--- Data supplied ---
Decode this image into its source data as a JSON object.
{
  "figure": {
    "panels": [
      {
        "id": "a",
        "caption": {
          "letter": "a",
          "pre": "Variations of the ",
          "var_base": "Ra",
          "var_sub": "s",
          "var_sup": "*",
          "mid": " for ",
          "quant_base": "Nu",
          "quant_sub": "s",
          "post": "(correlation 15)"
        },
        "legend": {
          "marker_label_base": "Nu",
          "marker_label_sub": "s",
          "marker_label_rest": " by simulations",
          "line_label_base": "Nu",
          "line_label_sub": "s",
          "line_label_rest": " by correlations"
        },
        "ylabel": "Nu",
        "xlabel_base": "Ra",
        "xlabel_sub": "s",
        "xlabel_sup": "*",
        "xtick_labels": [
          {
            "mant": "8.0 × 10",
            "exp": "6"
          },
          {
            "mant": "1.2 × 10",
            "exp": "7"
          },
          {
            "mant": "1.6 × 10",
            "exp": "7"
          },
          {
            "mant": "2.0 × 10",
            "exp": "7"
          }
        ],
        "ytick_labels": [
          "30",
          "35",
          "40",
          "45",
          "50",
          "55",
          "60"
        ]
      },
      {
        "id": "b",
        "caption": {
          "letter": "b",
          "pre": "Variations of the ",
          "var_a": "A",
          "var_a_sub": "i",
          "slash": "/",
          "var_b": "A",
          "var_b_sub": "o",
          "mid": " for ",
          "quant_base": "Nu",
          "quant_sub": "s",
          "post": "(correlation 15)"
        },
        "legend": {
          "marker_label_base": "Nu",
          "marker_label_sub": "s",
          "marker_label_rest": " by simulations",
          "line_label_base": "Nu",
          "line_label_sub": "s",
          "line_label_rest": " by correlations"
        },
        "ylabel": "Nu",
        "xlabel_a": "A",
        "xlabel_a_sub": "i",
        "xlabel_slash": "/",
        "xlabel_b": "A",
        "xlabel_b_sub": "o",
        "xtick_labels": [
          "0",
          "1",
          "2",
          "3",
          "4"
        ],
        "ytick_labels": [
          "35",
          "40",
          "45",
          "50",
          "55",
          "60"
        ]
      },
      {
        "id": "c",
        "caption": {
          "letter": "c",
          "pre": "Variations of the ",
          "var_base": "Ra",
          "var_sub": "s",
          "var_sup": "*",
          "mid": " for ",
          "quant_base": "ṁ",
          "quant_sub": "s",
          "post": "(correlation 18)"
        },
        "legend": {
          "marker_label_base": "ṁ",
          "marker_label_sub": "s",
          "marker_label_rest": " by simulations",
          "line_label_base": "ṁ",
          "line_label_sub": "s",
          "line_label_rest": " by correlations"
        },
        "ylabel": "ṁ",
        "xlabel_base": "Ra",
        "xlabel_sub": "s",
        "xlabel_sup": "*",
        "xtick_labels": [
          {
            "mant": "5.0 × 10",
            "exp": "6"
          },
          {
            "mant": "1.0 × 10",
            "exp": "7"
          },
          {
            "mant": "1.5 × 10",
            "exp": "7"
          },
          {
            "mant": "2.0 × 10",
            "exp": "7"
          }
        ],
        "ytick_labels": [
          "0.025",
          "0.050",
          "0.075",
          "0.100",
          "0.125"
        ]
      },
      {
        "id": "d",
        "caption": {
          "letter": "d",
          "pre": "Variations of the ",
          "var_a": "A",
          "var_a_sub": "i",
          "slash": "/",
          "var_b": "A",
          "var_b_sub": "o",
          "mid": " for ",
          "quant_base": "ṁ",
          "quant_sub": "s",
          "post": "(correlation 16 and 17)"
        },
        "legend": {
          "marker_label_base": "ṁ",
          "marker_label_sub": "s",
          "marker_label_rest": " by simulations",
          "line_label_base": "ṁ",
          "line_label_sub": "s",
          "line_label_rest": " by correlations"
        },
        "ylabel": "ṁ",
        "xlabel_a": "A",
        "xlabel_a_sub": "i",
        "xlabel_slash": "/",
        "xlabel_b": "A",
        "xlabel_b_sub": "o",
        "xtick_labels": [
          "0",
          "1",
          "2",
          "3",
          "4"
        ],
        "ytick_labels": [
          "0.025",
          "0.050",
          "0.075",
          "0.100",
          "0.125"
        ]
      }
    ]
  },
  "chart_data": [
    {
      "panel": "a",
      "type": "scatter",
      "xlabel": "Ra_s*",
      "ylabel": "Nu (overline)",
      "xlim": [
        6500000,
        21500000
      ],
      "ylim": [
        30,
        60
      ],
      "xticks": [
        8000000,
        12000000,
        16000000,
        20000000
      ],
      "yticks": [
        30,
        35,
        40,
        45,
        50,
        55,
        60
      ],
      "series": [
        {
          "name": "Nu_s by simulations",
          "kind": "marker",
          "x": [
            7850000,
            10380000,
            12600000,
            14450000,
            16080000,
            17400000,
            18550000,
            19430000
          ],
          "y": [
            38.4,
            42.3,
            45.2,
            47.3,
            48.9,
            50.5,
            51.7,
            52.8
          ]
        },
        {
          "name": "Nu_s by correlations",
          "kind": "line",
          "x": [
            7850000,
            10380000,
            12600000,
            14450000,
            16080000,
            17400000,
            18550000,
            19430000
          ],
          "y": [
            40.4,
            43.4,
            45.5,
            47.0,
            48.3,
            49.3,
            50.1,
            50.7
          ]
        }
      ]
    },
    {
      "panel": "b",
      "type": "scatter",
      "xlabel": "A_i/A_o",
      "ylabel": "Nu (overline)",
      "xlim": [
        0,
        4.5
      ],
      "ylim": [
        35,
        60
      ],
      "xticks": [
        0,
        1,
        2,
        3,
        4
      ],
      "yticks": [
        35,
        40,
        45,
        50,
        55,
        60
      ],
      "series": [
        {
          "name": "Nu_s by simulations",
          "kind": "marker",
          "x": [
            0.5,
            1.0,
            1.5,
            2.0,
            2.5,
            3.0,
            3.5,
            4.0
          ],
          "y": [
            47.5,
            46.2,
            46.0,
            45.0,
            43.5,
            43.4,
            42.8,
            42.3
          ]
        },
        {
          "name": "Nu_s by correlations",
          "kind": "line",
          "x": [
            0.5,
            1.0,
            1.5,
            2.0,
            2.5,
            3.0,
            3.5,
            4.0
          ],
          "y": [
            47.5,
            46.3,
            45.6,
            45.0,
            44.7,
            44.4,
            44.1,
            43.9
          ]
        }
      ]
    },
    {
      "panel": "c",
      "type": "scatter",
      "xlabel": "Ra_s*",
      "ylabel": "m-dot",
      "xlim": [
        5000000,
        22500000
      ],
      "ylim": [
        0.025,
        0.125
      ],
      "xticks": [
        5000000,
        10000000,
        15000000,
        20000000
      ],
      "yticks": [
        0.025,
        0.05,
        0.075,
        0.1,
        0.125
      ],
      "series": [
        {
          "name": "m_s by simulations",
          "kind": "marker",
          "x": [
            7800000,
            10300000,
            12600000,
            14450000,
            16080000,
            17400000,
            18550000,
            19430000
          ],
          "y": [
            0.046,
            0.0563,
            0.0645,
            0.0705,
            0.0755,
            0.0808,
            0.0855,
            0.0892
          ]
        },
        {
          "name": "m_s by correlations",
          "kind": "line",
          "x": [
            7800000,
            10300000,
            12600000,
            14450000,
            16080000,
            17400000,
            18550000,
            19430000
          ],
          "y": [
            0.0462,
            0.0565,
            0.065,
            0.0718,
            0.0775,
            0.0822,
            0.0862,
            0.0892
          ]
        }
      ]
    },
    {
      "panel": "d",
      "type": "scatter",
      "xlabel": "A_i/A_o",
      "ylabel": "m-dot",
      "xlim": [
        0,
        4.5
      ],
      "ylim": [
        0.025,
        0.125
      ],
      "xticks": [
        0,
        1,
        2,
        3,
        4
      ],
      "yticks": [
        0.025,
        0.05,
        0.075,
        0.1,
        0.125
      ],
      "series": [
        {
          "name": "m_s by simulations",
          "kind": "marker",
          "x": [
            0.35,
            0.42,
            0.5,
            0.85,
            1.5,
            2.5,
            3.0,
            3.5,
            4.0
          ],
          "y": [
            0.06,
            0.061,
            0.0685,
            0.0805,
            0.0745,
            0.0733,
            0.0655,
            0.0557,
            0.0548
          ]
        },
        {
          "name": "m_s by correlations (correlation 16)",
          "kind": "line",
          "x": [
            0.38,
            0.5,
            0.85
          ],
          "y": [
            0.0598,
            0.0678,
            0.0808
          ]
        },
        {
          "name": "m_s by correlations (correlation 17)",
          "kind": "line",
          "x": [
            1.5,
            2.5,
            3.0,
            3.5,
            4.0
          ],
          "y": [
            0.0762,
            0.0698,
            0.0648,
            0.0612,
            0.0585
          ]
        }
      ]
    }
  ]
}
---
Scan the material above. Copy each line that holds the word "post".

▸ Finished answer
          "post": "(correlation 15)"
          "post": "(correlation 15)"
          "post": "(correlation 18)"
          "post": "(correlation 16 and 17)"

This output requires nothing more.